Print the entries verbatim, leaving out the images they contain.
####
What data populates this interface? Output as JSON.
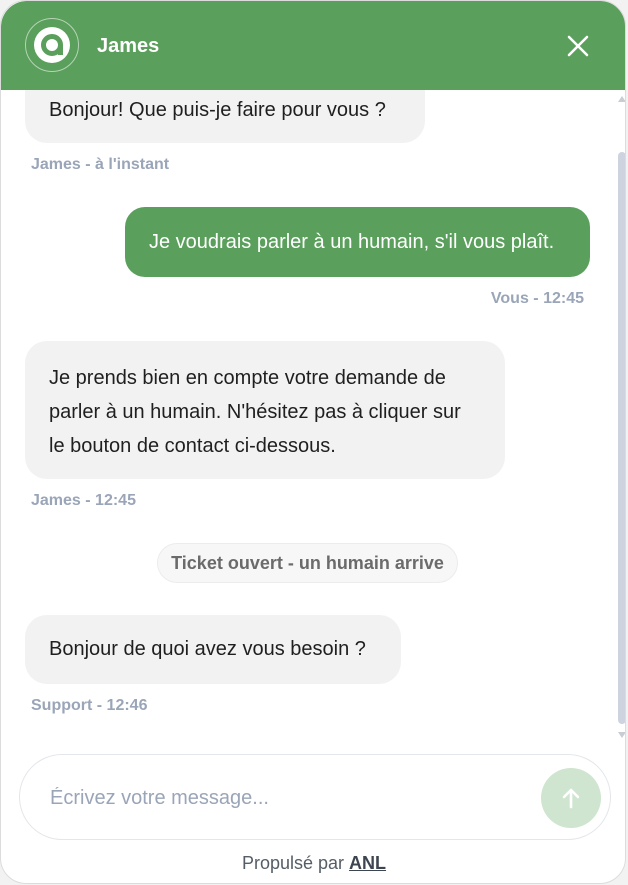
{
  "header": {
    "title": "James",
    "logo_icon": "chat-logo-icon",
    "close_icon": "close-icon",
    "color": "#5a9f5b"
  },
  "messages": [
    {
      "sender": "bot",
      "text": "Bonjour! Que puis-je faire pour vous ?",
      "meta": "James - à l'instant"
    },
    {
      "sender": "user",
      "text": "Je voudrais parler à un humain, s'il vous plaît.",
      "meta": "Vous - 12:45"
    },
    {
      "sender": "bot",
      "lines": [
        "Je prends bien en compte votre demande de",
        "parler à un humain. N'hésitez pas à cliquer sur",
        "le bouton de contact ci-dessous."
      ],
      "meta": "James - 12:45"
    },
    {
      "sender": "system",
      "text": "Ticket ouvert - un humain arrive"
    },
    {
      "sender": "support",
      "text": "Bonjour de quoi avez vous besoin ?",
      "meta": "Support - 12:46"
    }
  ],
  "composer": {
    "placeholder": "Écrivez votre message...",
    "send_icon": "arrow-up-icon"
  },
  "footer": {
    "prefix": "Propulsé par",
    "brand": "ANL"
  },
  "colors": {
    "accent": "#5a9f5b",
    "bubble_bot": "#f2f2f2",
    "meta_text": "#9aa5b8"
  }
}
####
> [RESULT OF THE EXERCISE]:
What data populates this interface? Output as JSON.
{
  "header": {
    "title": "James",
    "logo_icon": "chat-logo-icon",
    "close_icon": "close-icon",
    "color": "#5a9f5b"
  },
  "messages": [
    {
      "sender": "bot",
      "text": "Bonjour! Que puis-je faire pour vous ?",
      "meta": "James - à l'instant"
    },
    {
      "sender": "user",
      "text": "Je voudrais parler à un humain, s'il vous plaît.",
      "meta": "Vous - 12:45"
    },
    {
      "sender": "bot",
      "lines": [
        "Je prends bien en compte votre demande de",
        "parler à un humain. N'hésitez pas à cliquer sur",
        "le bouton de contact ci-dessous."
      ],
      "meta": "James - 12:45"
    },
    {
      "sender": "system",
      "text": "Ticket ouvert - un humain arrive"
    },
    {
      "sender": "support",
      "text": "Bonjour de quoi avez vous besoin ?",
      "meta": "Support - 12:46"
    }
  ],
  "composer": {
    "placeholder": "Écrivez votre message...",
    "send_icon": "arrow-up-icon"
  },
  "footer": {
    "prefix": "Propulsé par",
    "brand": "ANL"
  },
  "colors": {
    "accent": "#5a9f5b",
    "bubble_bot": "#f2f2f2",
    "meta_text": "#9aa5b8"
  }
}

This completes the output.